Brief - Give all the lines below again, exactly, with no pictures.

------ Task data ------

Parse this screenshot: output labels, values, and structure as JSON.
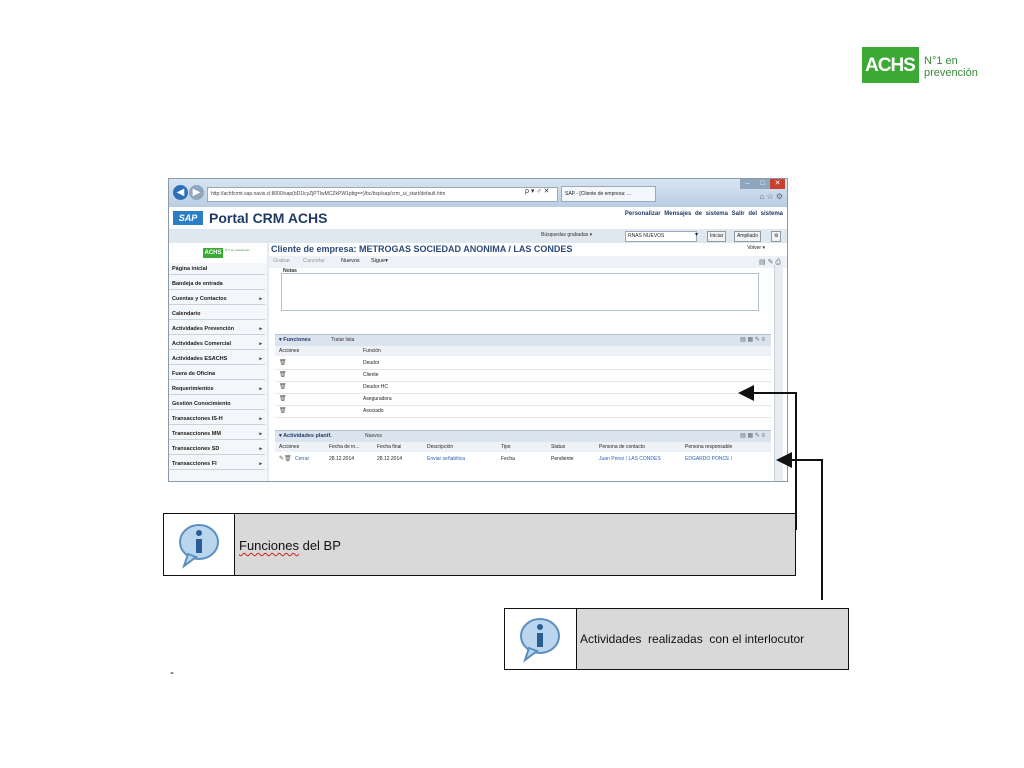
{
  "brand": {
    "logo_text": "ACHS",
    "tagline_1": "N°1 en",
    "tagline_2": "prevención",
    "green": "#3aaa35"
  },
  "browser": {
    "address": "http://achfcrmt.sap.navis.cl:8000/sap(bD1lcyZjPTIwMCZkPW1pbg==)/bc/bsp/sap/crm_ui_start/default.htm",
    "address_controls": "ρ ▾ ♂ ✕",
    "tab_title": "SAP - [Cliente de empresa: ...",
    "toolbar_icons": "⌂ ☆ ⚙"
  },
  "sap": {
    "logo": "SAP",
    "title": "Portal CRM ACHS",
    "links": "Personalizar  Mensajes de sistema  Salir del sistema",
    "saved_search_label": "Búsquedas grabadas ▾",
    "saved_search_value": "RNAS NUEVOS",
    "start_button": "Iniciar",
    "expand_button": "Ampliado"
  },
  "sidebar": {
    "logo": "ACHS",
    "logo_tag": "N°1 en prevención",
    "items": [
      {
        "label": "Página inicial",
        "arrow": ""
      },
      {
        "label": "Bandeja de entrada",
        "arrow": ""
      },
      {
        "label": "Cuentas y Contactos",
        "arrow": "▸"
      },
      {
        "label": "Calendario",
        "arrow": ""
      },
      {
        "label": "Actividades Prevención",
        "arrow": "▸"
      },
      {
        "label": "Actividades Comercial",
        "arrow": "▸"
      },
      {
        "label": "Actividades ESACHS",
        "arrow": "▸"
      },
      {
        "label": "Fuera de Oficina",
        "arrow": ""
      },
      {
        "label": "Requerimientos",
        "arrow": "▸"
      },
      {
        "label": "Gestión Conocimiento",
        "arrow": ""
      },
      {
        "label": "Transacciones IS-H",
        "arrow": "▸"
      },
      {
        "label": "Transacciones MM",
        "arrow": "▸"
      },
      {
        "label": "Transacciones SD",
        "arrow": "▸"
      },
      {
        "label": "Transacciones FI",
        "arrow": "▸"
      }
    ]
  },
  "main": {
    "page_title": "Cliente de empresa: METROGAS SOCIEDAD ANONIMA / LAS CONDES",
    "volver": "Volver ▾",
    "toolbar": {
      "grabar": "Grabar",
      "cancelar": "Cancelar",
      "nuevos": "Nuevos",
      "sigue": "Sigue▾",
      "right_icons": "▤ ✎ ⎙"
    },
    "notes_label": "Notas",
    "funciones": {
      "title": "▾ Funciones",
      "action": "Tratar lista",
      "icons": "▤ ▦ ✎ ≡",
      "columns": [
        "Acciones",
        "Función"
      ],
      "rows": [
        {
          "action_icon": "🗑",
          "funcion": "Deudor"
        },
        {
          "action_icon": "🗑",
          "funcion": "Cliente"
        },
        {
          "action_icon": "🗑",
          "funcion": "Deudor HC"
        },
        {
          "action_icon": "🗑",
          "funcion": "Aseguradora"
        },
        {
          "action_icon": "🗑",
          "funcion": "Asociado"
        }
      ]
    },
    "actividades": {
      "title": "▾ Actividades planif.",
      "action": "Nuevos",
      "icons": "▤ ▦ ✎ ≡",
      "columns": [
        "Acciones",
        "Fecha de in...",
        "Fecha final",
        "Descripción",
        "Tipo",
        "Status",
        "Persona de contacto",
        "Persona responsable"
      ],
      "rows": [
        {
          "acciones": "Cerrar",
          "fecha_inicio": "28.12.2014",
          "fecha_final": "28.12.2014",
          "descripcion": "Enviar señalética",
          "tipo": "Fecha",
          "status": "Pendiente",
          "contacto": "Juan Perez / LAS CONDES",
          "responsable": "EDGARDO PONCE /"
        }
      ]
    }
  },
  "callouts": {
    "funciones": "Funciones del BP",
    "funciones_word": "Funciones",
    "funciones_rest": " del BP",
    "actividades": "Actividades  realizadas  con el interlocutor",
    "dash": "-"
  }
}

------

Full solution -
Parse this screenshot: output labels, values, and structure as JSON.
{
  "brand": {
    "logo_text": "ACHS",
    "tagline_1": "N°1 en",
    "tagline_2": "prevención",
    "green": "#3aaa35"
  },
  "browser": {
    "address": "http://achfcrmt.sap.navis.cl:8000/sap(bD1lcyZjPTIwMCZkPW1pbg==)/bc/bsp/sap/crm_ui_start/default.htm",
    "address_controls": "ρ ▾ ♂ ✕",
    "tab_title": "SAP - [Cliente de empresa: ...",
    "toolbar_icons": "⌂ ☆ ⚙"
  },
  "sap": {
    "logo": "SAP",
    "title": "Portal CRM ACHS",
    "links": "Personalizar  Mensajes de sistema  Salir del sistema",
    "saved_search_label": "Búsquedas grabadas ▾",
    "saved_search_value": "RNAS NUEVOS",
    "start_button": "Iniciar",
    "expand_button": "Ampliado"
  },
  "sidebar": {
    "logo": "ACHS",
    "logo_tag": "N°1 en prevención",
    "items": [
      {
        "label": "Página inicial",
        "arrow": ""
      },
      {
        "label": "Bandeja de entrada",
        "arrow": ""
      },
      {
        "label": "Cuentas y Contactos",
        "arrow": "▸"
      },
      {
        "label": "Calendario",
        "arrow": ""
      },
      {
        "label": "Actividades Prevención",
        "arrow": "▸"
      },
      {
        "label": "Actividades Comercial",
        "arrow": "▸"
      },
      {
        "label": "Actividades ESACHS",
        "arrow": "▸"
      },
      {
        "label": "Fuera de Oficina",
        "arrow": ""
      },
      {
        "label": "Requerimientos",
        "arrow": "▸"
      },
      {
        "label": "Gestión Conocimiento",
        "arrow": ""
      },
      {
        "label": "Transacciones IS-H",
        "arrow": "▸"
      },
      {
        "label": "Transacciones MM",
        "arrow": "▸"
      },
      {
        "label": "Transacciones SD",
        "arrow": "▸"
      },
      {
        "label": "Transacciones FI",
        "arrow": "▸"
      }
    ]
  },
  "main": {
    "page_title": "Cliente de empresa: METROGAS SOCIEDAD ANONIMA / LAS CONDES",
    "volver": "Volver ▾",
    "toolbar": {
      "grabar": "Grabar",
      "cancelar": "Cancelar",
      "nuevos": "Nuevos",
      "sigue": "Sigue▾",
      "right_icons": "▤ ✎ ⎙"
    },
    "notes_label": "Notas",
    "funciones": {
      "title": "▾ Funciones",
      "action": "Tratar lista",
      "icons": "▤ ▦ ✎ ≡",
      "columns": [
        "Acciones",
        "Función"
      ],
      "rows": [
        {
          "action_icon": "🗑",
          "funcion": "Deudor"
        },
        {
          "action_icon": "🗑",
          "funcion": "Cliente"
        },
        {
          "action_icon": "🗑",
          "funcion": "Deudor HC"
        },
        {
          "action_icon": "🗑",
          "funcion": "Aseguradora"
        },
        {
          "action_icon": "🗑",
          "funcion": "Asociado"
        }
      ]
    },
    "actividades": {
      "title": "▾ Actividades planif.",
      "action": "Nuevos",
      "icons": "▤ ▦ ✎ ≡",
      "columns": [
        "Acciones",
        "Fecha de in...",
        "Fecha final",
        "Descripción",
        "Tipo",
        "Status",
        "Persona de contacto",
        "Persona responsable"
      ],
      "rows": [
        {
          "acciones": "Cerrar",
          "fecha_inicio": "28.12.2014",
          "fecha_final": "28.12.2014",
          "descripcion": "Enviar señalética",
          "tipo": "Fecha",
          "status": "Pendiente",
          "contacto": "Juan Perez / LAS CONDES",
          "responsable": "EDGARDO PONCE /"
        }
      ]
    }
  },
  "callouts": {
    "funciones": "Funciones del BP",
    "funciones_word": "Funciones",
    "funciones_rest": " del BP",
    "actividades": "Actividades  realizadas  con el interlocutor",
    "dash": "-"
  }
}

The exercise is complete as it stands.